Stated problem >> Compute the number of lines that include the string "shortcut", then output that number and nothing else.

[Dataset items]
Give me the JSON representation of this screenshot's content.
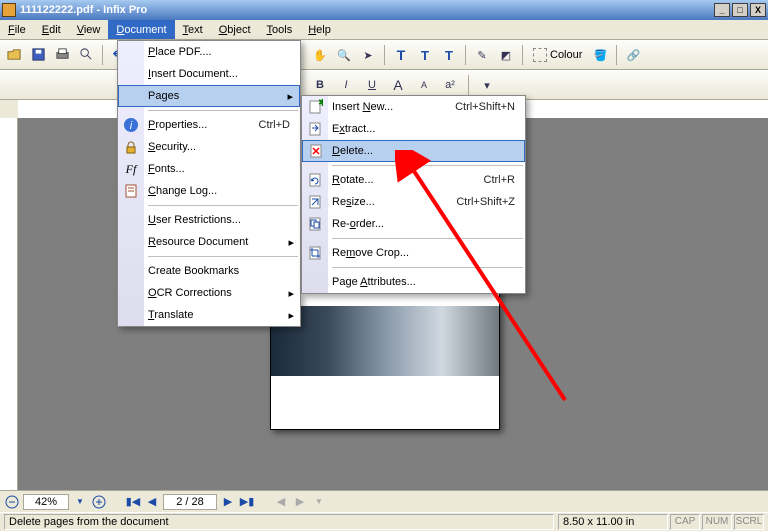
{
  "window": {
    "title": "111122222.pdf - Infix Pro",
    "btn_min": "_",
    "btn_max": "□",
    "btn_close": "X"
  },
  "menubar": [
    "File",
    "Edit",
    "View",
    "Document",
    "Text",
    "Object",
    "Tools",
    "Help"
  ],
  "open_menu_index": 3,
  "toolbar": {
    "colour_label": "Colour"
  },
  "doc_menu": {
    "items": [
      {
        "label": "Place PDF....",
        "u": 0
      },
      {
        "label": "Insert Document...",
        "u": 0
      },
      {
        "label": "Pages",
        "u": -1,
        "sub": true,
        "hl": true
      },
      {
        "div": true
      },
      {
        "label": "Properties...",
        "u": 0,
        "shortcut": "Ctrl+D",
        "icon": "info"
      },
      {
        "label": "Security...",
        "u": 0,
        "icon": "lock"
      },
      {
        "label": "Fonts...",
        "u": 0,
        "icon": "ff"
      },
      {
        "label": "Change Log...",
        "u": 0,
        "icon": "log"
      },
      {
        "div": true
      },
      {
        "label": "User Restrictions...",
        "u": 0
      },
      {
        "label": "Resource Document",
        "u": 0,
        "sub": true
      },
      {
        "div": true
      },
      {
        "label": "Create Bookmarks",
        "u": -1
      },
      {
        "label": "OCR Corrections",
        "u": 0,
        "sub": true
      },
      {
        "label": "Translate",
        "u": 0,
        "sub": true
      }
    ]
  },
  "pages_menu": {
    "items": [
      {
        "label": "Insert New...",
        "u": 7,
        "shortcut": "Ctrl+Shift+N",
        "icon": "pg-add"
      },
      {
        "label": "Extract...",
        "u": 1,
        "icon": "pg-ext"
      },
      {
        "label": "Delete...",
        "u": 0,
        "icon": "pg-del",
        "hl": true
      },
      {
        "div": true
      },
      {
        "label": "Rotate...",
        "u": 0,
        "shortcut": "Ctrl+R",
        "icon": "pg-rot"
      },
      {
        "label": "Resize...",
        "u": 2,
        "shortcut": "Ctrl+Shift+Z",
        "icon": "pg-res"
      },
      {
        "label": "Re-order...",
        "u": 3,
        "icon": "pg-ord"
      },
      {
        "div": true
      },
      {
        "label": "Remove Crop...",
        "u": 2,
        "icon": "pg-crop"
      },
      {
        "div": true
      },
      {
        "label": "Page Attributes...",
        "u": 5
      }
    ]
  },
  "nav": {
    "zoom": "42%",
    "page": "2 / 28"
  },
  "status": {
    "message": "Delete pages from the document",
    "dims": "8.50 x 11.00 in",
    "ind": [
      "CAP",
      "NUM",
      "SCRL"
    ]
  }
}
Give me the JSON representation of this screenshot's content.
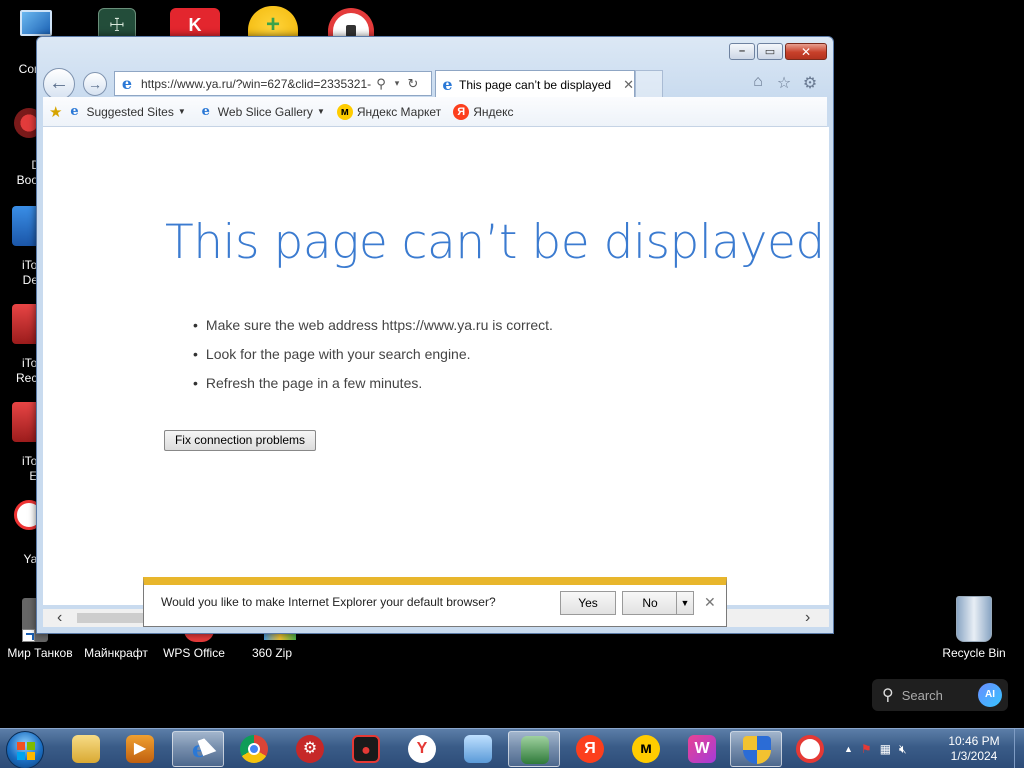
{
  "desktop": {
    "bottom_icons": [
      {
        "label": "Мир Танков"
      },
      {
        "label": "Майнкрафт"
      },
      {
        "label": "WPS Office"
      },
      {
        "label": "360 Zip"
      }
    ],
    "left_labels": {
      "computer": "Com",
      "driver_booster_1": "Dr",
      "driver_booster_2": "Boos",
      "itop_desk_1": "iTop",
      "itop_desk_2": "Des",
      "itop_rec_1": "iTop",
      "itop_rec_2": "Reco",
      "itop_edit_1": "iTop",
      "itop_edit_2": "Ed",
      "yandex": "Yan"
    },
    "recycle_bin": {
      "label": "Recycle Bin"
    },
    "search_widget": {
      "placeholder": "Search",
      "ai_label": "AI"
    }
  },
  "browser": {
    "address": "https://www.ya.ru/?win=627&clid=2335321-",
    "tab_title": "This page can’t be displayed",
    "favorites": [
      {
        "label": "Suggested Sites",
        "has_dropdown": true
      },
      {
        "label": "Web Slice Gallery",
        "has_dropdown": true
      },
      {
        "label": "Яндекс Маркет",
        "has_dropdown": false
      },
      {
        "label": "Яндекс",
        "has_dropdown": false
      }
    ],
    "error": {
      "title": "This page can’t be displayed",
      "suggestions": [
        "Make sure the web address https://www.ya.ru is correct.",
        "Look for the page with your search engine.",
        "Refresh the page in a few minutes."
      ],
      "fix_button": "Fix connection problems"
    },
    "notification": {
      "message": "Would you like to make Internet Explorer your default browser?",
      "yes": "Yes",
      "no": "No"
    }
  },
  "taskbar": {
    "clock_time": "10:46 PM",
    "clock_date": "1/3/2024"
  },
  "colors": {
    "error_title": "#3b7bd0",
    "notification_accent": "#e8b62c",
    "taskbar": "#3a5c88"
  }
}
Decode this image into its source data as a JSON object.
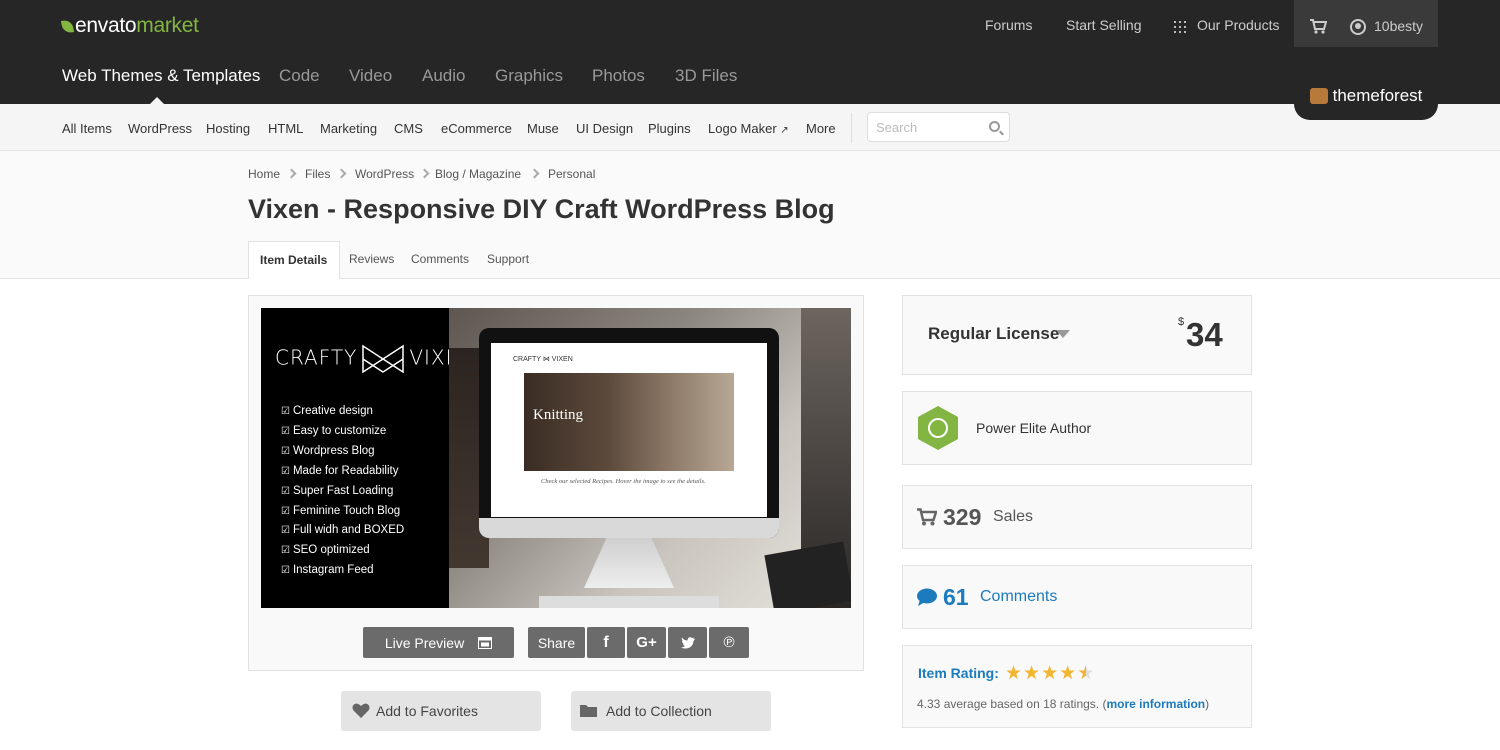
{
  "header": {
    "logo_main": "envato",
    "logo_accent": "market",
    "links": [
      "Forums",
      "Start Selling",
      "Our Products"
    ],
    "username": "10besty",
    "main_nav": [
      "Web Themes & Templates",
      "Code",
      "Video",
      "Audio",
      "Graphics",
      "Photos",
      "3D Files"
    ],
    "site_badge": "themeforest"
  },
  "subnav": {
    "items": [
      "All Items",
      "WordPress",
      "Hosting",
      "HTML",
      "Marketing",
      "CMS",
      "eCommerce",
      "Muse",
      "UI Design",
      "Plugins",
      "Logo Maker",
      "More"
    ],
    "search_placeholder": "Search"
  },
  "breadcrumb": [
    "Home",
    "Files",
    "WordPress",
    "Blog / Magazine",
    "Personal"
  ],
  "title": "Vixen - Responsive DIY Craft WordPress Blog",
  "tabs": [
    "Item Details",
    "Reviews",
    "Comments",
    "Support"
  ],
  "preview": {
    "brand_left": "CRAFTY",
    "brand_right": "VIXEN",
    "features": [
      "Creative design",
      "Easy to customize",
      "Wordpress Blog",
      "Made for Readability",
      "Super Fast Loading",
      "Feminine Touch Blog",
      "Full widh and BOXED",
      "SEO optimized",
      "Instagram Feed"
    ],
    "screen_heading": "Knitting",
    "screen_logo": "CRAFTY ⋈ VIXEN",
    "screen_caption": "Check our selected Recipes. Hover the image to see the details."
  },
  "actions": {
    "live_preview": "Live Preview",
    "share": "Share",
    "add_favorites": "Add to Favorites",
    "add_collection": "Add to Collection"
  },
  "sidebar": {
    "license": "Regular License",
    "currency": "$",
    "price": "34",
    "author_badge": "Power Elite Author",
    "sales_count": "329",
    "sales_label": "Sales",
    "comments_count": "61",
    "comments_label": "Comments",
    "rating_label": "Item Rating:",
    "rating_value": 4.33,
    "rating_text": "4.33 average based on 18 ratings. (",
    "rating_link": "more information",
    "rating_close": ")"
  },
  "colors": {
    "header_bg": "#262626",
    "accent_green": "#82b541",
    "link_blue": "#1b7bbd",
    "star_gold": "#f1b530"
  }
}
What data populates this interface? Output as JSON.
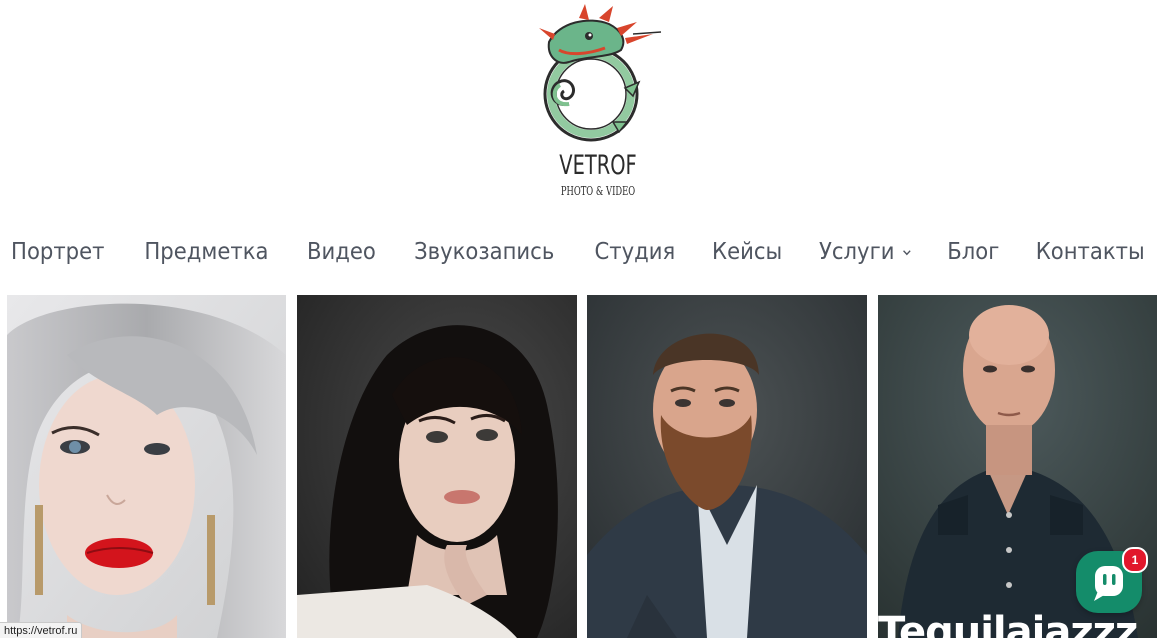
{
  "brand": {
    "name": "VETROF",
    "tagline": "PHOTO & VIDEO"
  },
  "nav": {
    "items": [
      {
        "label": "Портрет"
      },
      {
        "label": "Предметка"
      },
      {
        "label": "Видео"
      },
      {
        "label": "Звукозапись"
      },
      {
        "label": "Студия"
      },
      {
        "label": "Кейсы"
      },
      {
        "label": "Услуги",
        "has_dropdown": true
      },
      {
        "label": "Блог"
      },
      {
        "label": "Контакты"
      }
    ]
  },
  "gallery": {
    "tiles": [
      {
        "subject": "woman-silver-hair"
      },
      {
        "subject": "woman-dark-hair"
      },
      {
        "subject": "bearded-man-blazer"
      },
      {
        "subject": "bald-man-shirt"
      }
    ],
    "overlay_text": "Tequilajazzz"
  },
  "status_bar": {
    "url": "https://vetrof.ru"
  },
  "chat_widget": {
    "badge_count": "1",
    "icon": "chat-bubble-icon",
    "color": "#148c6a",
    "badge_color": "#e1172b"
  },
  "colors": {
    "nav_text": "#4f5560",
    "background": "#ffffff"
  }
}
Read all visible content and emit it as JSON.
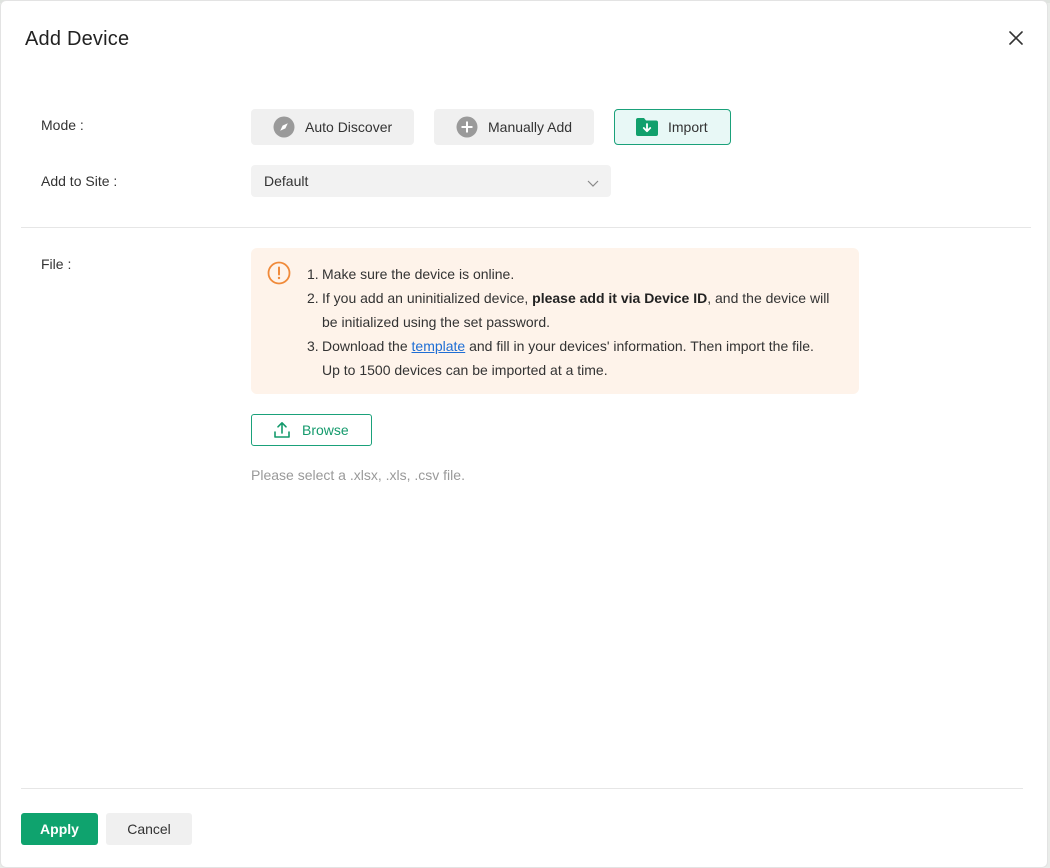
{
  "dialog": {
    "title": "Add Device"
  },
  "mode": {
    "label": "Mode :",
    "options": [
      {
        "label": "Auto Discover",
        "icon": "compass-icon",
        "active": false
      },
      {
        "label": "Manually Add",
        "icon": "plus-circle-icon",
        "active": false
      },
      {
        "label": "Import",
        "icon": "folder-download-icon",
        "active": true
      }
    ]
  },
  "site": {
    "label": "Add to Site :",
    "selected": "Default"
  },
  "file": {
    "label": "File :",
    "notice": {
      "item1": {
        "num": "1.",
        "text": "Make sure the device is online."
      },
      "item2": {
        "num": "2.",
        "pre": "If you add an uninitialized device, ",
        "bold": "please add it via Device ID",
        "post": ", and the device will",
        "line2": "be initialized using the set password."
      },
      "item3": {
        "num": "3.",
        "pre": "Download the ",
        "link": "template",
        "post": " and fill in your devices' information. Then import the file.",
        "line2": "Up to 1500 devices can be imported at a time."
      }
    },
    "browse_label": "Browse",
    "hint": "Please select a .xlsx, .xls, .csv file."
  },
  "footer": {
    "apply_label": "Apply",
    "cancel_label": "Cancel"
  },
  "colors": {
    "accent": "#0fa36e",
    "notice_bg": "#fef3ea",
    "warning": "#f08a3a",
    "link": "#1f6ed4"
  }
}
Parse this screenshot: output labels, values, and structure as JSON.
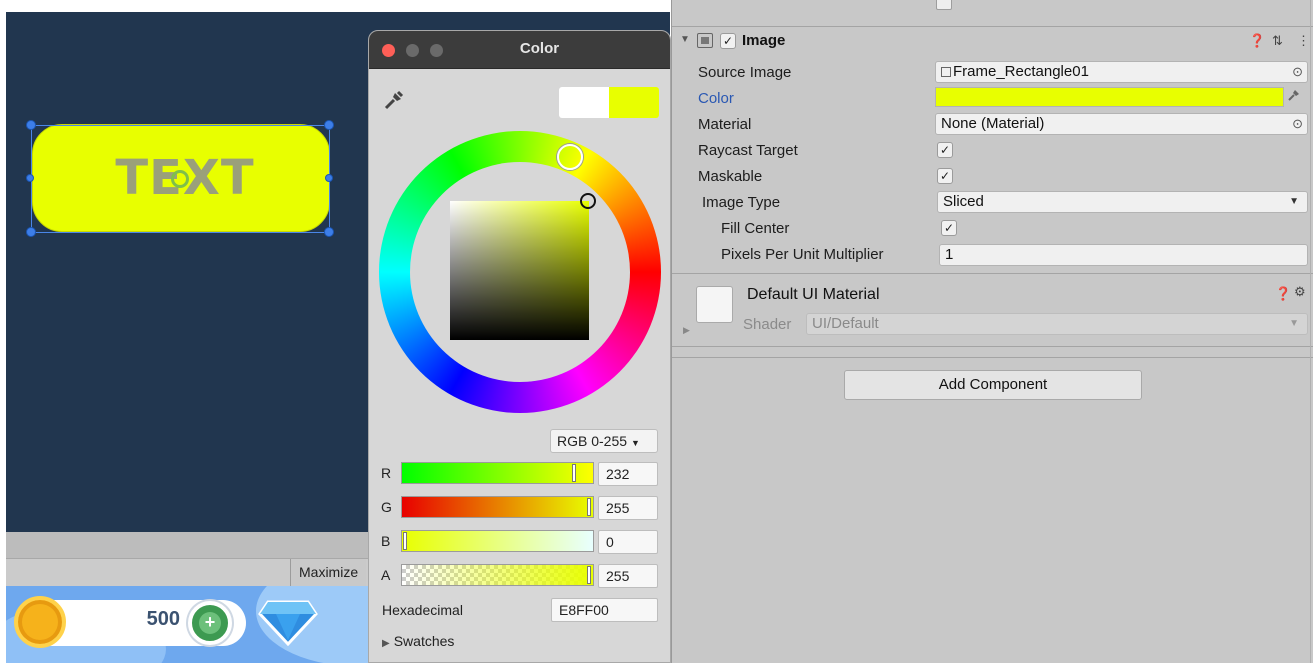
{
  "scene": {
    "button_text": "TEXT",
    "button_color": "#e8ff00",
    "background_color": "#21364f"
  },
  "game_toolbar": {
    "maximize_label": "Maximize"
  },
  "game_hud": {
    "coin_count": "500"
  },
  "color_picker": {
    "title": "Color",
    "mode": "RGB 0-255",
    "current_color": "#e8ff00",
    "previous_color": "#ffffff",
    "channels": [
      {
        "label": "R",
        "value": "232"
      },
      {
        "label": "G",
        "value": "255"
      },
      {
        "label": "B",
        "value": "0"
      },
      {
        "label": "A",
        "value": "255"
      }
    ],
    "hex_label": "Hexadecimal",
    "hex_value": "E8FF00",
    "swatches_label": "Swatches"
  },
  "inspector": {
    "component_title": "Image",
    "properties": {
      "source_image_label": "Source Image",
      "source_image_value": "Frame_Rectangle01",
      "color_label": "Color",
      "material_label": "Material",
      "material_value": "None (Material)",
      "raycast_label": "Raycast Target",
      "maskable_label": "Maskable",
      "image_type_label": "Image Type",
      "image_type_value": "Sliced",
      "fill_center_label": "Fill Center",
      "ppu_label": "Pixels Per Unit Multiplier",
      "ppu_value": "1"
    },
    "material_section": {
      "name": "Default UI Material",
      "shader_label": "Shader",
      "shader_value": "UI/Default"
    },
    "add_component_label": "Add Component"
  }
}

The answer >> 4